Please rewrite the items from the first line through the line containing "contour-label: .04 <box>171 420 189 431</box>", with "Stratosphere" replaced by "Upper Atmosphere" and everything else unchanged. Return only those lines.

--- Provided data ---

··········

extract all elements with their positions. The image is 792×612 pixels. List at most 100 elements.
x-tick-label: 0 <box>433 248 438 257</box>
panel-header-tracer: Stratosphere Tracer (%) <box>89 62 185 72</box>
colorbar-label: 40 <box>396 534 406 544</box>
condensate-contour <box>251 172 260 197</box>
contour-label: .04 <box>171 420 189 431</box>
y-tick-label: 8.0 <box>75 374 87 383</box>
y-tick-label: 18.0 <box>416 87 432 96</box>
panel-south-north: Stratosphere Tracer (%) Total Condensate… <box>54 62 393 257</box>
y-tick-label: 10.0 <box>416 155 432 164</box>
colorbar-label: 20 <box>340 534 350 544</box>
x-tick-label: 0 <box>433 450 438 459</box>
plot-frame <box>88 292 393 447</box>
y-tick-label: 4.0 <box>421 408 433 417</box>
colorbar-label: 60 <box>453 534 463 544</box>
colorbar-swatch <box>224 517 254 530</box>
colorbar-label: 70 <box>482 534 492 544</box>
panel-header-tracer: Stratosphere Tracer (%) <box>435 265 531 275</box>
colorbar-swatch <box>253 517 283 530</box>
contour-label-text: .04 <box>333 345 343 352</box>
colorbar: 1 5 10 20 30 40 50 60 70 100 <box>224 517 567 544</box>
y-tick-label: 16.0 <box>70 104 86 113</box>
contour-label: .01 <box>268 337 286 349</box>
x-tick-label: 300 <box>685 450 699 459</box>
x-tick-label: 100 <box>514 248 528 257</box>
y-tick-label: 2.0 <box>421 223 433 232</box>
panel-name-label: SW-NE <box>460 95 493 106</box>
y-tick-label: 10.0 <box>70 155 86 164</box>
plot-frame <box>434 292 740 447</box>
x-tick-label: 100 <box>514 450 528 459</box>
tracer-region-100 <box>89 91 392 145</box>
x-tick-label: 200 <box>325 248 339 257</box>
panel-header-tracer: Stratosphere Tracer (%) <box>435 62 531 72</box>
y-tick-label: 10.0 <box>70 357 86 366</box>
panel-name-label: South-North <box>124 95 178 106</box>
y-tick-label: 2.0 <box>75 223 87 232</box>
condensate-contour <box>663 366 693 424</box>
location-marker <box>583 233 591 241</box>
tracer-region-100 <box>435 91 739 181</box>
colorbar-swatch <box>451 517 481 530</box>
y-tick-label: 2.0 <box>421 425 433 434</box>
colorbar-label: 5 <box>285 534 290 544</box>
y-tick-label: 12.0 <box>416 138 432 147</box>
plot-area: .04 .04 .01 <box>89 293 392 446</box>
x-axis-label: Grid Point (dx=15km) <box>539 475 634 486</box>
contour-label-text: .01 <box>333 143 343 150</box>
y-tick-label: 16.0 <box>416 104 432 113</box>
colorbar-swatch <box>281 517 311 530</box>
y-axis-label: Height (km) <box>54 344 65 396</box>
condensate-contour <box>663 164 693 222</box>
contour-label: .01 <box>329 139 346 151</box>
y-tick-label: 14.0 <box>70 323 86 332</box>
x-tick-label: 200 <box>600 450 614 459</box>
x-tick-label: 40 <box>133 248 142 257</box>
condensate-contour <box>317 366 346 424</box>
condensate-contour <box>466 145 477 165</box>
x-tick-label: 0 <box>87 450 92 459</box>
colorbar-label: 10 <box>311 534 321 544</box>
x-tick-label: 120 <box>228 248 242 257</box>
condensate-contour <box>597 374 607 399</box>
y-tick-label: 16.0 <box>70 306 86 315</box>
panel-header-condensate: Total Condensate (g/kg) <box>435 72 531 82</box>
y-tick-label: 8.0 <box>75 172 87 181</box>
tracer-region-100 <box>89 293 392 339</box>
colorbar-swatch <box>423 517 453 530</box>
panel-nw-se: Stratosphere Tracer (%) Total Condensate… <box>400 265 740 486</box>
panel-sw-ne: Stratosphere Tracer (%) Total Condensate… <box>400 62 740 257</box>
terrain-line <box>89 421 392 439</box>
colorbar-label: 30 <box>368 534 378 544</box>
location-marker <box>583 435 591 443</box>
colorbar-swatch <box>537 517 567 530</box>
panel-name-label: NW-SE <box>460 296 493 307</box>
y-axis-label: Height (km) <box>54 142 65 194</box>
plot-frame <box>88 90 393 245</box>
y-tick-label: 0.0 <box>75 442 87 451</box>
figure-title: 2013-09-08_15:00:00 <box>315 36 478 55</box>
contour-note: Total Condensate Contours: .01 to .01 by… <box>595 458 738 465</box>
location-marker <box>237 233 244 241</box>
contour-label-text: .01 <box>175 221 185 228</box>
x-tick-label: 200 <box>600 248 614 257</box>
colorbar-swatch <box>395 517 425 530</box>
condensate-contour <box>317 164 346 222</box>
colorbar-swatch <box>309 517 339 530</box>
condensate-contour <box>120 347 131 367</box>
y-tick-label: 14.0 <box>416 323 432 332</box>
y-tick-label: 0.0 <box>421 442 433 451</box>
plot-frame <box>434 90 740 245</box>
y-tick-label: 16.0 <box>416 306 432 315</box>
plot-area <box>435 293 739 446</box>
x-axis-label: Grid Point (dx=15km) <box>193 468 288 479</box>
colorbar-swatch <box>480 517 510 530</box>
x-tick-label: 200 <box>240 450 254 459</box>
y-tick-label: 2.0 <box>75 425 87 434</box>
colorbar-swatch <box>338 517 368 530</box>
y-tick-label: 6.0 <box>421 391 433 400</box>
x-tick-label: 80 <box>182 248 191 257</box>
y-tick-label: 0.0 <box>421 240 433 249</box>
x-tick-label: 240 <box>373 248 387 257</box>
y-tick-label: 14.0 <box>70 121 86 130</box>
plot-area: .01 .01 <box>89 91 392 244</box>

··········

--- Reply to the task ---
extract all elements with their positions. The image is 792×612 pixels. List at most 100 elements.
x-tick-label: 0 <box>433 248 438 257</box>
panel-header-tracer: Upper Atmosphere Tracer (%) <box>89 62 185 72</box>
colorbar-label: 40 <box>396 534 406 544</box>
condensate-contour <box>251 172 260 197</box>
contour-label: .04 <box>171 420 189 431</box>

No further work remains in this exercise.